Your objective :: Give back every line exactly as it appears, pictures excluded.

— start Data shown —

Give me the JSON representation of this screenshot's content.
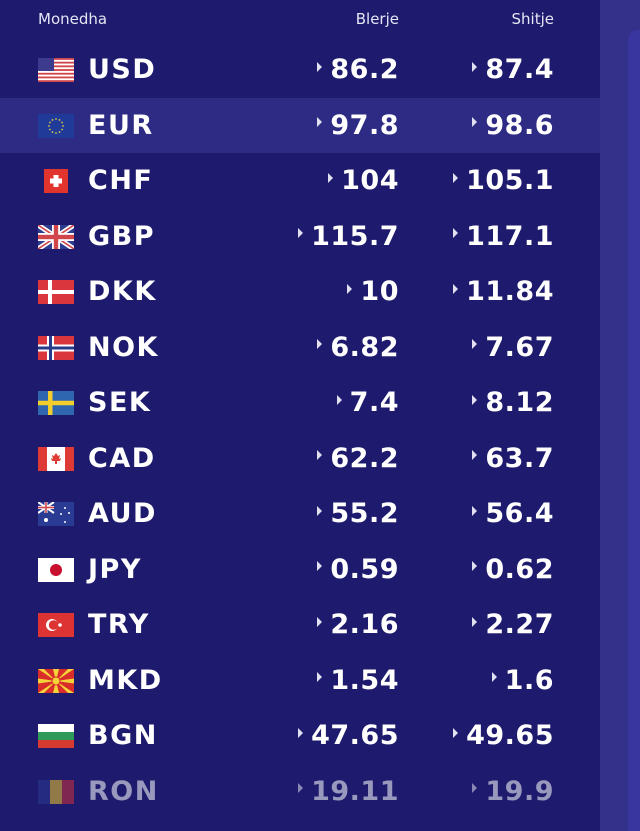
{
  "header": {
    "currency": "Monedha",
    "buy": "Blerje",
    "sell": "Shitje"
  },
  "colors": {
    "background": "#1e1a6e",
    "highlight_row": "#2e2b85",
    "side_strip": "#34318a"
  },
  "rows": [
    {
      "code": "USD",
      "flag": "us-flag",
      "buy": "86.2",
      "sell": "87.4"
    },
    {
      "code": "EUR",
      "flag": "eu-flag",
      "buy": "97.8",
      "sell": "98.6",
      "highlighted": true
    },
    {
      "code": "CHF",
      "flag": "ch-flag",
      "buy": "104",
      "sell": "105.1"
    },
    {
      "code": "GBP",
      "flag": "gb-flag",
      "buy": "115.7",
      "sell": "117.1"
    },
    {
      "code": "DKK",
      "flag": "dk-flag",
      "buy": "10",
      "sell": "11.84"
    },
    {
      "code": "NOK",
      "flag": "no-flag",
      "buy": "6.82",
      "sell": "7.67"
    },
    {
      "code": "SEK",
      "flag": "se-flag",
      "buy": "7.4",
      "sell": "8.12"
    },
    {
      "code": "CAD",
      "flag": "ca-flag",
      "buy": "62.2",
      "sell": "63.7"
    },
    {
      "code": "AUD",
      "flag": "au-flag",
      "buy": "55.2",
      "sell": "56.4"
    },
    {
      "code": "JPY",
      "flag": "jp-flag",
      "buy": "0.59",
      "sell": "0.62"
    },
    {
      "code": "TRY",
      "flag": "tr-flag",
      "buy": "2.16",
      "sell": "2.27"
    },
    {
      "code": "MKD",
      "flag": "mk-flag",
      "buy": "1.54",
      "sell": "1.6"
    },
    {
      "code": "BGN",
      "flag": "bg-flag",
      "buy": "47.65",
      "sell": "49.65"
    },
    {
      "code": "RON",
      "flag": "ro-flag",
      "buy": "19.11",
      "sell": "19.9",
      "faded": true
    }
  ]
}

— end Data shown —

The completed task ::
Give me the JSON representation of this screenshot's content.
{
  "header": {
    "currency": "Monedha",
    "buy": "Blerje",
    "sell": "Shitje"
  },
  "colors": {
    "background": "#1e1a6e",
    "highlight_row": "#2e2b85",
    "side_strip": "#34318a"
  },
  "rows": [
    {
      "code": "USD",
      "flag": "us-flag",
      "buy": "86.2",
      "sell": "87.4"
    },
    {
      "code": "EUR",
      "flag": "eu-flag",
      "buy": "97.8",
      "sell": "98.6",
      "highlighted": true
    },
    {
      "code": "CHF",
      "flag": "ch-flag",
      "buy": "104",
      "sell": "105.1"
    },
    {
      "code": "GBP",
      "flag": "gb-flag",
      "buy": "115.7",
      "sell": "117.1"
    },
    {
      "code": "DKK",
      "flag": "dk-flag",
      "buy": "10",
      "sell": "11.84"
    },
    {
      "code": "NOK",
      "flag": "no-flag",
      "buy": "6.82",
      "sell": "7.67"
    },
    {
      "code": "SEK",
      "flag": "se-flag",
      "buy": "7.4",
      "sell": "8.12"
    },
    {
      "code": "CAD",
      "flag": "ca-flag",
      "buy": "62.2",
      "sell": "63.7"
    },
    {
      "code": "AUD",
      "flag": "au-flag",
      "buy": "55.2",
      "sell": "56.4"
    },
    {
      "code": "JPY",
      "flag": "jp-flag",
      "buy": "0.59",
      "sell": "0.62"
    },
    {
      "code": "TRY",
      "flag": "tr-flag",
      "buy": "2.16",
      "sell": "2.27"
    },
    {
      "code": "MKD",
      "flag": "mk-flag",
      "buy": "1.54",
      "sell": "1.6"
    },
    {
      "code": "BGN",
      "flag": "bg-flag",
      "buy": "47.65",
      "sell": "49.65"
    },
    {
      "code": "RON",
      "flag": "ro-flag",
      "buy": "19.11",
      "sell": "19.9",
      "faded": true
    }
  ]
}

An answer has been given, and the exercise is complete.